### [What the task requires]
Repeat all entries exactly.

+---+

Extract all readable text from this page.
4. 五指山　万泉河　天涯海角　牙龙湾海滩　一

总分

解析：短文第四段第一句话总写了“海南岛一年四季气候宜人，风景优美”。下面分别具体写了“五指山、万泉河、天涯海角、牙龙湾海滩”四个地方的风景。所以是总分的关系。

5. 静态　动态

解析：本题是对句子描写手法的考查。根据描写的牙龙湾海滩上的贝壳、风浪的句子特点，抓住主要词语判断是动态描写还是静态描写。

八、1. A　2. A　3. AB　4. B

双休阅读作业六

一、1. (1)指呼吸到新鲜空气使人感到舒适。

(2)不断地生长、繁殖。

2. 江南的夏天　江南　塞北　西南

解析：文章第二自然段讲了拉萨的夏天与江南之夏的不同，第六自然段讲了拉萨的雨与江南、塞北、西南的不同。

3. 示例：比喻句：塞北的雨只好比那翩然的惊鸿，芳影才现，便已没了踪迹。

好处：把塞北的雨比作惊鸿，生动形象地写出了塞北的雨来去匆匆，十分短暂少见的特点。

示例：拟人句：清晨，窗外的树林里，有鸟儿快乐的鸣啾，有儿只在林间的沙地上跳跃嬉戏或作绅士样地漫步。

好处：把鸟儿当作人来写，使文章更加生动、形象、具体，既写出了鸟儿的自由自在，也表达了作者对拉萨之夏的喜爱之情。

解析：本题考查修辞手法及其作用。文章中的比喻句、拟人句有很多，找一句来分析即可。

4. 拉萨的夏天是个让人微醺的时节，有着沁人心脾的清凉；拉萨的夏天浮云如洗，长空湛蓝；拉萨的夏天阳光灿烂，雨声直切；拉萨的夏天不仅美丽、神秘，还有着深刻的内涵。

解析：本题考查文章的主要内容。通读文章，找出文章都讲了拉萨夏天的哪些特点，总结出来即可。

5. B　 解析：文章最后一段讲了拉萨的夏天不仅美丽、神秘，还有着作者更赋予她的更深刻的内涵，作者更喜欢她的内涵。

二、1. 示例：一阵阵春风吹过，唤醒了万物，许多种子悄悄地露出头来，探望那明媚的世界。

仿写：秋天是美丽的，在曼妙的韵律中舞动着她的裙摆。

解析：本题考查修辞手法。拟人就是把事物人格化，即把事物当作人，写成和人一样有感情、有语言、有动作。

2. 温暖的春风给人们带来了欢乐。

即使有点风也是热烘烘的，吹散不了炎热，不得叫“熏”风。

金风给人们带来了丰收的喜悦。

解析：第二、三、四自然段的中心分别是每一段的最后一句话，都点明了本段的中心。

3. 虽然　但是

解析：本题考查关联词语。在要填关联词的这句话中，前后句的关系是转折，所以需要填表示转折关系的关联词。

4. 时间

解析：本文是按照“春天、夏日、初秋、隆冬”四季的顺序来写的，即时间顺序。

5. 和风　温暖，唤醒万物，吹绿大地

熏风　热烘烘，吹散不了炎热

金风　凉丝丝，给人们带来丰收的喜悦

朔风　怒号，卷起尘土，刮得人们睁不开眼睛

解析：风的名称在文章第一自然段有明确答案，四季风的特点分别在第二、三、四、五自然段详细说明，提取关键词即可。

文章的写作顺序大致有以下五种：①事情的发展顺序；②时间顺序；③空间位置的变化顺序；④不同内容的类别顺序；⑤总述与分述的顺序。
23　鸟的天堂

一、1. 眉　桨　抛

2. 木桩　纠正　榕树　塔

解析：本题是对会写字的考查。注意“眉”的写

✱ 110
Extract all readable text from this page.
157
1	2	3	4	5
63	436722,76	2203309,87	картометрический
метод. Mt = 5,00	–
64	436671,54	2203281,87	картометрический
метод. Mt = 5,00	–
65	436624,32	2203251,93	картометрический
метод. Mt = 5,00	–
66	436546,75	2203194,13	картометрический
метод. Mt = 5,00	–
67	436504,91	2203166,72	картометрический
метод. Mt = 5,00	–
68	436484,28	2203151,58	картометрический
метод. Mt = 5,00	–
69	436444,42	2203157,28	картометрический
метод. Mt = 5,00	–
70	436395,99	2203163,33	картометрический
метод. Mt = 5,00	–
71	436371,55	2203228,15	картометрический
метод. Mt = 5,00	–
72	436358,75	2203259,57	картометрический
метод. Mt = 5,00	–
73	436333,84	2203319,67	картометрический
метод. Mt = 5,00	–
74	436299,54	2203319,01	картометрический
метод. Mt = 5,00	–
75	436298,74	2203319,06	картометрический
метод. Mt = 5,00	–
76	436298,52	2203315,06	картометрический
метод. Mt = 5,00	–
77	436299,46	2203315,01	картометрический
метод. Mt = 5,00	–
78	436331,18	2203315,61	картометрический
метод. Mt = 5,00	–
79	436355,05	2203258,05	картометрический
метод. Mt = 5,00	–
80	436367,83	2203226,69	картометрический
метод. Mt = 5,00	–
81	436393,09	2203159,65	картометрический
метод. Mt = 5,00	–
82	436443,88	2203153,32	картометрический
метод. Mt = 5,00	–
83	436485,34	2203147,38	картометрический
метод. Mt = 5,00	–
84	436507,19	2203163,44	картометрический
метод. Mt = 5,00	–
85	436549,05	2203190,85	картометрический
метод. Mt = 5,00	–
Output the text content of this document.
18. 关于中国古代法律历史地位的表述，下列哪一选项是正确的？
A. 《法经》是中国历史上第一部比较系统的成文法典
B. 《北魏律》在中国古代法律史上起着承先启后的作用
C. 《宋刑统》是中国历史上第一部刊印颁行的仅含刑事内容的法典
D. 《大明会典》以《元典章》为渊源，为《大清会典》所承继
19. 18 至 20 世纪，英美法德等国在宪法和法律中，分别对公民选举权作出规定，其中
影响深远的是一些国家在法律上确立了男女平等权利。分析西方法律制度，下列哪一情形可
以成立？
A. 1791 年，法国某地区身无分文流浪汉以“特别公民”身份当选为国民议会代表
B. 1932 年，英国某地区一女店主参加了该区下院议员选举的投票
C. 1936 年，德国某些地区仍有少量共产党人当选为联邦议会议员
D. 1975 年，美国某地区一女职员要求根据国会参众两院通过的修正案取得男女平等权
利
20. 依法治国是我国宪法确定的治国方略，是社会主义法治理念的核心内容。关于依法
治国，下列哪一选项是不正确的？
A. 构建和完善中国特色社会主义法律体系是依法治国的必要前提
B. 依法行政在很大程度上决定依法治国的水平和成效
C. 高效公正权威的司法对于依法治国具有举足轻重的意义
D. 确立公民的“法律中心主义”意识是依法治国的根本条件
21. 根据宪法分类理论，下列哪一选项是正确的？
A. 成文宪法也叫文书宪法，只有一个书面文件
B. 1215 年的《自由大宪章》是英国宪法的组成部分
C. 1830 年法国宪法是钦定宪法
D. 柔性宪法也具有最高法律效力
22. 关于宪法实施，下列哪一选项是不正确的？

+---+

### [Complete output]
Extract all readable text from this page.
4. 五指山　万泉河　天涯海角　牙龙湾海滩　一

总分

解析：短文第四段第一句话总写了“海南岛一年四季气候宜人，风景优美”。下面分别具体写了“五指山、万泉河、天涯海角、牙龙湾海滩”四个地方的风景。所以是总分的关系。

5. 静态　动态

解析：本题是对句子描写手法的考查。根据描写的牙龙湾海滩上的贝壳、风浪的句子特点，抓住主要词语判断是动态描写还是静态描写。

八、1. A　2. A　3. AB　4. B

双休阅读作业六

一、1. (1)指呼吸到新鲜空气使人感到舒适。

(2)不断地生长、繁殖。

2. 江南的夏天　江南　塞北　西南

解析：文章第二自然段讲了拉萨的夏天与江南之夏的不同，第六自然段讲了拉萨的雨与江南、塞北、西南的不同。

3. 示例：比喻句：塞北的雨只好比那翩然的惊鸿，芳影才现，便已没了踪迹。

好处：把塞北的雨比作惊鸿，生动形象地写出了塞北的雨来去匆匆，十分短暂少见的特点。

示例：拟人句：清晨，窗外的树林里，有鸟儿快乐的鸣啾，有儿只在林间的沙地上跳跃嬉戏或作绅士样地漫步。

好处：把鸟儿当作人来写，使文章更加生动、形象、具体，既写出了鸟儿的自由自在，也表达了作者对拉萨之夏的喜爱之情。

解析：本题考查修辞手法及其作用。文章中的比喻句、拟人句有很多，找一句来分析即可。

4. 拉萨的夏天是个让人微醺的时节，有着沁人心脾的清凉；拉萨的夏天浮云如洗，长空湛蓝；拉萨的夏天阳光灿烂，雨声直切；拉萨的夏天不仅美丽、神秘，还有着深刻的内涵。

解析：本题考查文章的主要内容。通读文章，找出文章都讲了拉萨夏天的哪些特点，总结出来即可。

5. B　 解析：文章最后一段讲了拉萨的夏天不仅美丽、神秘，还有着作者更赋予她的更深刻的内涵，作者更喜欢她的内涵。

二、1. 示例：一阵阵春风吹过，唤醒了万物，许多种子悄悄地露出头来，探望那明媚的世界。

仿写：秋天是美丽的，在曼妙的韵律中舞动着她的裙摆。

解析：本题考查修辞手法。拟人就是把事物人格化，即把事物当作人，写成和人一样有感情、有语言、有动作。

2. 温暖的春风给人们带来了欢乐。

即使有点风也是热烘烘的，吹散不了炎热，不得叫“熏”风。

金风给人们带来了丰收的喜悦。

解析：第二、三、四自然段的中心分别是每一段的最后一句话，都点明了本段的中心。

3. 虽然　但是

解析：本题考查关联词语。在要填关联词的这句话中，前后句的关系是转折，所以需要填表示转折关系的关联词。

4. 时间

解析：本文是按照“春天、夏日、初秋、隆冬”四季的顺序来写的，即时间顺序。

5. 和风　温暖，唤醒万物，吹绿大地

熏风　热烘烘，吹散不了炎热

金风　凉丝丝，给人们带来丰收的喜悦

朔风　怒号，卷起尘土，刮得人们睁不开眼睛

解析：风的名称在文章第一自然段有明确答案，四季风的特点分别在第二、三、四、五自然段详细说明，提取关键词即可。

文章的写作顺序大致有以下五种：①事情的发展顺序；②时间顺序；③空间位置的变化顺序；④不同内容的类别顺序；⑤总述与分述的顺序。
23　鸟的天堂

一、1. 眉　桨　抛

2. 木桩　纠正　榕树　塔

解析：本题是对会写字的考查。注意“眉”的写

✱ 110
Extract all readable text from this page.
157
1	2	3	4	5
63	436722,76	2203309,87	картометрический
метод. Mt = 5,00	–
64	436671,54	2203281,87	картометрический
метод. Mt = 5,00	–
65	436624,32	2203251,93	картометрический
метод. Mt = 5,00	–
66	436546,75	2203194,13	картометрический
метод. Mt = 5,00	–
67	436504,91	2203166,72	картометрический
метод. Mt = 5,00	–
68	436484,28	2203151,58	картометрический
метод. Mt = 5,00	–
69	436444,42	2203157,28	картометрический
метод. Mt = 5,00	–
70	436395,99	2203163,33	картометрический
метод. Mt = 5,00	–
71	436371,55	2203228,15	картометрический
метод. Mt = 5,00	–
72	436358,75	2203259,57	картометрический
метод. Mt = 5,00	–
73	436333,84	2203319,67	картометрический
метод. Mt = 5,00	–
74	436299,54	2203319,01	картометрический
метод. Mt = 5,00	–
75	436298,74	2203319,06	картометрический
метод. Mt = 5,00	–
76	436298,52	2203315,06	картометрический
метод. Mt = 5,00	–
77	436299,46	2203315,01	картометрический
метод. Mt = 5,00	–
78	436331,18	2203315,61	картометрический
метод. Mt = 5,00	–
79	436355,05	2203258,05	картометрический
метод. Mt = 5,00	–
80	436367,83	2203226,69	картометрический
метод. Mt = 5,00	–
81	436393,09	2203159,65	картометрический
метод. Mt = 5,00	–
82	436443,88	2203153,32	картометрический
метод. Mt = 5,00	–
83	436485,34	2203147,38	картометрический
метод. Mt = 5,00	–
84	436507,19	2203163,44	картометрический
метод. Mt = 5,00	–
85	436549,05	2203190,85	картометрический
метод. Mt = 5,00	–
Output the text content of this document.
18. 关于中国古代法律历史地位的表述，下列哪一选项是正确的？
A. 《法经》是中国历史上第一部比较系统的成文法典
B. 《北魏律》在中国古代法律史上起着承先启后的作用
C. 《宋刑统》是中国历史上第一部刊印颁行的仅含刑事内容的法典
D. 《大明会典》以《元典章》为渊源，为《大清会典》所承继
19. 18 至 20 世纪，英美法德等国在宪法和法律中，分别对公民选举权作出规定，其中
影响深远的是一些国家在法律上确立了男女平等权利。分析西方法律制度，下列哪一情形可
以成立？
A. 1791 年，法国某地区身无分文流浪汉以“特别公民”身份当选为国民议会代表
B. 1932 年，英国某地区一女店主参加了该区下院议员选举的投票
C. 1936 年，德国某些地区仍有少量共产党人当选为联邦议会议员
D. 1975 年，美国某地区一女职员要求根据国会参众两院通过的修正案取得男女平等权
利
20. 依法治国是我国宪法确定的治国方略，是社会主义法治理念的核心内容。关于依法
治国，下列哪一选项是不正确的？
A. 构建和完善中国特色社会主义法律体系是依法治国的必要前提
B. 依法行政在很大程度上决定依法治国的水平和成效
C. 高效公正权威的司法对于依法治国具有举足轻重的意义
D. 确立公民的“法律中心主义”意识是依法治国的根本条件
21. 根据宪法分类理论，下列哪一选项是正确的？
A. 成文宪法也叫文书宪法，只有一个书面文件
B. 1215 年的《自由大宪章》是英国宪法的组成部分
C. 1830 年法国宪法是钦定宪法
D. 柔性宪法也具有最高法律效力
22. 关于宪法实施，下列哪一选项是不正确的？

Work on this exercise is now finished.